__Quoted passage__.

=-=-=

Skip to main content

Overview

Document extraction allows you to automatically extract structured data from documents using AI-powered processing. This guide walks you through the complete workflow from document creation to retrieving extracted results.

Extraction Workflow

The extraction process follows these steps:
  1. Create a document - Initialize a document with extraction configuration
  2. Upload the file - Upload your document file using the pre-signed URL
  3. Monitor processing - Poll the document status until extraction completes
  4. Retrieve results - Access the extracted data from the document response

Step 1: Create a Document

You can create a document in two ways: using a template or with ad-hoc configuration.
1

Option A: Using a Template

If you have a document template set up, reference it when creating the document:
curl -X POST https://api.beltic.com/v1/documents \
  -H "X-Api-Key: YOUR_API_KEY" \
  -H "Content-Type: application/json" \
  -d '{
    "data": {
      "type": "document",
      "meta": {
        "document_template_id": "123e4567-e89b-12d3-a456-426614174000"
      }
    }
  }'
The template provides the extraction schema and fraud detection settings automatically.
2

Option B: Ad-Hoc Configuration

Provide extraction configuration directly in the request:
curl -X POST https://api.beltic.com/v1/documents \
  -H "X-Api-Key: YOUR_API_KEY" \
  -H "Content-Type: application/json" \
  -d '{
    "data": {
      "type": "document",
      "meta": {
        "extraction_config": {
          "enabled": true,
          "schema": {
            "type": "object",
            "properties": {
              "invoice_number": {
                "type": ["string", "null"],
                "description": "Invoice identifier"
              },
              "amount": {
                "type": ["number", "null"],
                "description": "Total invoice amount"
              },
              "date": {
                "type": ["string", "null"],
                "description": "Invoice date"
              },
              "vendor": {
                "type": ["string", "null"],
                "description": "Vendor name"
              }
            },
            "required": ["invoice_number", "amount", "date", "vendor"]
          },
          "extraction_rules": "Extract all invoice details accurately."
        },
        "fraud_config": {
          "enabled": true
        }
      }
    }
  }'
See the Schema reference for schema requirements.

Response

The API returns a document object with a pre-signed upload URL:
{
  "data": {
    "type": "document",
    "id": "9941d601-0dd4-4a33-8043-4f158b480f0e",
    "attributes": {
      "status": "pending_upload",
      "created_at": "2024-01-15T10:30:00Z"
    }
  },
  "meta": {
    "presigned_upload_url": "https://files.beltic.com/9941d601-0dd4-4a33-8043-4f158b480f0e/file?X-Amz-Signature=...",
    "expires_in": 3600
  }
}
Important: The pre-signed URL expires after the time specified in expires_in (typically 1 hour). Upload your file before it expires.

=-=-=

__Challenge__. Rewrite the document extraction guide from "The extraction process" to "with ad-hoc configuration.", substituting "signed upload link" for "pre-signed URL".

=-=-=

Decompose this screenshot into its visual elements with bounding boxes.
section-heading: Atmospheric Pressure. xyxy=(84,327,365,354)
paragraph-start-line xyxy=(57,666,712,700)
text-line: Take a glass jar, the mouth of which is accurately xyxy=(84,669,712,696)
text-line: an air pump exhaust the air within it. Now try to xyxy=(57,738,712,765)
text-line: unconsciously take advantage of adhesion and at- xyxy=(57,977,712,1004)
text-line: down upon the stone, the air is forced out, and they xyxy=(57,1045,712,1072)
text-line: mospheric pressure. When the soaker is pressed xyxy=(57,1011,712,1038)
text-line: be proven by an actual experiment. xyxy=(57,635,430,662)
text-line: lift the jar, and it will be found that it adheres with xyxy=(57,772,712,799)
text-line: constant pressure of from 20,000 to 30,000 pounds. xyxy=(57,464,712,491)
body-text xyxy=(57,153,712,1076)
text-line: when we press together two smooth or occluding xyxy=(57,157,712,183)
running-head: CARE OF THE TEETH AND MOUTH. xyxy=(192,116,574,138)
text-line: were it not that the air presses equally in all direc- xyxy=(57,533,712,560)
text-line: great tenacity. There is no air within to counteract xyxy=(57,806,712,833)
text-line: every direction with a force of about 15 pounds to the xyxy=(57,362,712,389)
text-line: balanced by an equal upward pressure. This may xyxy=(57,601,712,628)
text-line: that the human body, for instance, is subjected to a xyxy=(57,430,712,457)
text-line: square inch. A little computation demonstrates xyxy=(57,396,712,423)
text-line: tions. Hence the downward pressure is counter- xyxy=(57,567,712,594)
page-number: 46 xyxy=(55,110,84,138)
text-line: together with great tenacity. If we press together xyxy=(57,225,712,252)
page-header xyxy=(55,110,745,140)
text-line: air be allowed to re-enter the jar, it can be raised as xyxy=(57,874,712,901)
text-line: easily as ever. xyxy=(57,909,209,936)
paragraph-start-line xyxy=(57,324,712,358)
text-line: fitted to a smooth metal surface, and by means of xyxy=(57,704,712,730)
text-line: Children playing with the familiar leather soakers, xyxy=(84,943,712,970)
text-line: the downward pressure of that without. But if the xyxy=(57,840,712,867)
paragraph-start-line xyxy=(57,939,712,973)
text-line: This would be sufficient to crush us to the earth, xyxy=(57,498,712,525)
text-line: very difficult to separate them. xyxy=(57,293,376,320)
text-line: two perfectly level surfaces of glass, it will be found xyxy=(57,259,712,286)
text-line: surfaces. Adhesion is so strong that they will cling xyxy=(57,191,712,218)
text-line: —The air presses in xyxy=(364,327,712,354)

=-=-=

__The result__.
The extraction process follows these steps:
  1. Create a document - Initialize a document with extraction configuration
  2. Upload the file - Upload your document file using the signed upload link
  3. Monitor processing - Poll the document status until extraction completes
  4. Retrieve results - Access the extracted data from the document response

Step 1: Create a Document

You can create a document in two ways: using a template or with ad-hoc configuration.